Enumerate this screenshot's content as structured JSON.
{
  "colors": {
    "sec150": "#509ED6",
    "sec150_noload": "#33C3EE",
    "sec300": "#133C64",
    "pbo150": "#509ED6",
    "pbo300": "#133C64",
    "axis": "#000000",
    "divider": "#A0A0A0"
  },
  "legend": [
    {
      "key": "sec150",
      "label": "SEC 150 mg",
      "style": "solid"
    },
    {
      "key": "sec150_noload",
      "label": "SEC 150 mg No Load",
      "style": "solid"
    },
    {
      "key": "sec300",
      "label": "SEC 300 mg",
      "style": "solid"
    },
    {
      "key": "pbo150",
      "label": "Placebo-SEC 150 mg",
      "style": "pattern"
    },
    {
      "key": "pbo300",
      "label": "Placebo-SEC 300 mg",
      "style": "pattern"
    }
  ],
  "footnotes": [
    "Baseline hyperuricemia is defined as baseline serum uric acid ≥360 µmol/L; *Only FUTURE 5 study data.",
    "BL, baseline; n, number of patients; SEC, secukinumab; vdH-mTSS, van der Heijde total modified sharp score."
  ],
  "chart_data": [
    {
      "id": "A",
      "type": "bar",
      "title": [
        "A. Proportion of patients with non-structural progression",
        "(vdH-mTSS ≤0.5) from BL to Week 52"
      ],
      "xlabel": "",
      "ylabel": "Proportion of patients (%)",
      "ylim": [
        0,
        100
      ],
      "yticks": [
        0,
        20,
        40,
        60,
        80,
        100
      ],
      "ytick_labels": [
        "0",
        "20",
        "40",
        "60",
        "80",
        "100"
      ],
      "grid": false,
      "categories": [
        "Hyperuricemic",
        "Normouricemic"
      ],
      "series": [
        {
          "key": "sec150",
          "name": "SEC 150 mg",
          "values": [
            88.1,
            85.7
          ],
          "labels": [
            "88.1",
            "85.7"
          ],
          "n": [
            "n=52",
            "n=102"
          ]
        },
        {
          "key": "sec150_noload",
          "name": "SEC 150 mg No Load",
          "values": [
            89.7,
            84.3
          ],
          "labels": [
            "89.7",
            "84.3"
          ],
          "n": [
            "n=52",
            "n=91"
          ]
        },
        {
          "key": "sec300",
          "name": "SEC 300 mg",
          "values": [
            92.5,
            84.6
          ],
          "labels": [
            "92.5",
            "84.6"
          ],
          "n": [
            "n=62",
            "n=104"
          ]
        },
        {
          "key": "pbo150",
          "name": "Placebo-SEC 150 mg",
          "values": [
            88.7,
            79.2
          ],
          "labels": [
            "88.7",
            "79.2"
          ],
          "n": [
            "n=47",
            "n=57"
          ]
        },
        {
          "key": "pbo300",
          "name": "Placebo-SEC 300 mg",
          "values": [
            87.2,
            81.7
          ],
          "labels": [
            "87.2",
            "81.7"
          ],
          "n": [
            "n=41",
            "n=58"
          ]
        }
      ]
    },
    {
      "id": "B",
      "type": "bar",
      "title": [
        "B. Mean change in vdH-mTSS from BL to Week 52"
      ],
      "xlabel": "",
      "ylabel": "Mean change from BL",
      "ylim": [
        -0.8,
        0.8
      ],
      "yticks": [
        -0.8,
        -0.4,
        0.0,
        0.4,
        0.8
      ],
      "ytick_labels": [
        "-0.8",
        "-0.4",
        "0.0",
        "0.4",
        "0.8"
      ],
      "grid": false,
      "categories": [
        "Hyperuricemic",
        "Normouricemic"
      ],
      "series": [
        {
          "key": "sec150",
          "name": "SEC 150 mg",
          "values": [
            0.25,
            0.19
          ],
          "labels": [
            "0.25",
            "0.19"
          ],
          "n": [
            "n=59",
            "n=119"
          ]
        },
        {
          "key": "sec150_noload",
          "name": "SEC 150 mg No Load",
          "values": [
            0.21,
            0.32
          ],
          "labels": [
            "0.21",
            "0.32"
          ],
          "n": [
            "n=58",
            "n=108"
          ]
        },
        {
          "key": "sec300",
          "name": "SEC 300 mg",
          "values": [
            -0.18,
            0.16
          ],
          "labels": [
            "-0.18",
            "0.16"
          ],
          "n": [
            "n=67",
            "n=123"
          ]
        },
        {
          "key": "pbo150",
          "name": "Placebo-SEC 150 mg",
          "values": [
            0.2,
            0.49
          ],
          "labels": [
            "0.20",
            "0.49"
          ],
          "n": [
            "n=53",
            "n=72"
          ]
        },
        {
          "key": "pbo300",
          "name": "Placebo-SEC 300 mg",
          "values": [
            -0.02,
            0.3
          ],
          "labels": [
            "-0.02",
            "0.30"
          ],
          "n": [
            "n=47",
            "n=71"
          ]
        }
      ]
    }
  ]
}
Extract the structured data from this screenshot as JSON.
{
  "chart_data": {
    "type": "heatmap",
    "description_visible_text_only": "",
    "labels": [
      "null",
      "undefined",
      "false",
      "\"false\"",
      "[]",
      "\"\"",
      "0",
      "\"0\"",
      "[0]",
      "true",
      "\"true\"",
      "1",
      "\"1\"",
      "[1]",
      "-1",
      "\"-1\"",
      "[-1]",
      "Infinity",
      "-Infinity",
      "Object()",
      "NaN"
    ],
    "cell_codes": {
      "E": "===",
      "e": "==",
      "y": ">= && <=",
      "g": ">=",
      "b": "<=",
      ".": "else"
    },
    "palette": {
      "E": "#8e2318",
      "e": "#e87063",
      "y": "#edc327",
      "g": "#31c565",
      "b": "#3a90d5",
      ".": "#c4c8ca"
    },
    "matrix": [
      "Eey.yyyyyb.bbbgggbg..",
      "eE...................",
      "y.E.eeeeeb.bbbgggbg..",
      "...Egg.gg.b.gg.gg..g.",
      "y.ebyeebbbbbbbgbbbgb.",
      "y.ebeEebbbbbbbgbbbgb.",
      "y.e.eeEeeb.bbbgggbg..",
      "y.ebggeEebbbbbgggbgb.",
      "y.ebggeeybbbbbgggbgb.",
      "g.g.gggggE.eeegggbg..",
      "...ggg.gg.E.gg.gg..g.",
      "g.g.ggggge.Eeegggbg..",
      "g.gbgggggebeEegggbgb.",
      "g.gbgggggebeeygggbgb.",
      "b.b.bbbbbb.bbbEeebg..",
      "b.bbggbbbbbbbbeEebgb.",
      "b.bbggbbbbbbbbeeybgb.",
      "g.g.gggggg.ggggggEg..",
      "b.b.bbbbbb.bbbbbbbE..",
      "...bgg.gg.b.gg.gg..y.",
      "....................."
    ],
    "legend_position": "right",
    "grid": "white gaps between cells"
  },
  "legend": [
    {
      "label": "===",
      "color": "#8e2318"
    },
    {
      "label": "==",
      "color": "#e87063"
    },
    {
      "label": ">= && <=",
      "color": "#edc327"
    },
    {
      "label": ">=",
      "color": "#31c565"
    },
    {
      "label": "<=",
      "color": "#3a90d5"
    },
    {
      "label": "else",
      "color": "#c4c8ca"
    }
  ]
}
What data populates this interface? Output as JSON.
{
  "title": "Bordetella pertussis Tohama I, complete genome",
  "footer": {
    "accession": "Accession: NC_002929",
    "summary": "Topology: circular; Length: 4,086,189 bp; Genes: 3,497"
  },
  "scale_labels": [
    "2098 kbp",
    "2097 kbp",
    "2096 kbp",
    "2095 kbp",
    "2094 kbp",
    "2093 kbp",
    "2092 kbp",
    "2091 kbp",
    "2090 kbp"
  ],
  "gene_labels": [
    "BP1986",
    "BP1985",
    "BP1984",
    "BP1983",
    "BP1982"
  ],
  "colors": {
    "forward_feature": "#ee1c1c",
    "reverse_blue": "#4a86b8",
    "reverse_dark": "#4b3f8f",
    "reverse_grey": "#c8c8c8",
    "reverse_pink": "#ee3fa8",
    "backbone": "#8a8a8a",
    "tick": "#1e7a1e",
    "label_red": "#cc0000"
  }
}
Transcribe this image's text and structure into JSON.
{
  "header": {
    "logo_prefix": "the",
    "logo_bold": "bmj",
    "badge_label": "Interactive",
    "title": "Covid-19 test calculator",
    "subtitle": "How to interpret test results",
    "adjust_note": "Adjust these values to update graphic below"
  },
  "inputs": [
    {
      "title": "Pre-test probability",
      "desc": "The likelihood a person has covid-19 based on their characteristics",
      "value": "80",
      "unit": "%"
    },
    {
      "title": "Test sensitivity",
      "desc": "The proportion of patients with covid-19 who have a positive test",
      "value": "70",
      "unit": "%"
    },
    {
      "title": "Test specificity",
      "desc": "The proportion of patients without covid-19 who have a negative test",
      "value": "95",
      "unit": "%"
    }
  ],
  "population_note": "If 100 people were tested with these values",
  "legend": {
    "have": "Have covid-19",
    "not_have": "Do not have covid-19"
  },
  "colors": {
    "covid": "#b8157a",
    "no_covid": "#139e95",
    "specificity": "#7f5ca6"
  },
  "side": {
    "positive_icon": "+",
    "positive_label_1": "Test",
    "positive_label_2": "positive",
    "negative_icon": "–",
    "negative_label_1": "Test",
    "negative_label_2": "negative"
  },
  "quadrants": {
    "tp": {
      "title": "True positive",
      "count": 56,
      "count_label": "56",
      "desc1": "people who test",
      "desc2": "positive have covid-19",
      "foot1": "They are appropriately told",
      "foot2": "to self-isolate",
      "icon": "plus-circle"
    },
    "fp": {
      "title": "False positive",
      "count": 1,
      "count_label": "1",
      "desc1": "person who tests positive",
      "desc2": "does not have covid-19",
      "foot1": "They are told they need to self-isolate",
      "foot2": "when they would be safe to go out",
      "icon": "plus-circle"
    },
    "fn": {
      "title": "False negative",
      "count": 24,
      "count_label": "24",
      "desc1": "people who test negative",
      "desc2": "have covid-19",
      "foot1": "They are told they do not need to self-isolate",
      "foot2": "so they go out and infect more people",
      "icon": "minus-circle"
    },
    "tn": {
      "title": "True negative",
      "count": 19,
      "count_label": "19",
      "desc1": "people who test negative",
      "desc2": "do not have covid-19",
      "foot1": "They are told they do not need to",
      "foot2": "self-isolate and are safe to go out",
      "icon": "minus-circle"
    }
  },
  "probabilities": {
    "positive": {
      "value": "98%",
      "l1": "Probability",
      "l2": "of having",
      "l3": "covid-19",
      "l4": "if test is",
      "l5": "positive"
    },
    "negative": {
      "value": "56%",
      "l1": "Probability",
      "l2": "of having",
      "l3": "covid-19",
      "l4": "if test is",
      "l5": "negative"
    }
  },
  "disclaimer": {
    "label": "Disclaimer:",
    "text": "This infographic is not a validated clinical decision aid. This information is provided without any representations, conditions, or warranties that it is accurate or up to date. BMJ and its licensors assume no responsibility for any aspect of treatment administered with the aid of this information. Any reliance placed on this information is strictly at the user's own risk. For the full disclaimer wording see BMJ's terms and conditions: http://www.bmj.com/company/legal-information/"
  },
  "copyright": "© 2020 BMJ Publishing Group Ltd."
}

_ _ _ _

Exercise:
Determine how many lines in the data include the word "need". Answer with that number alone.

Answer for the task:
3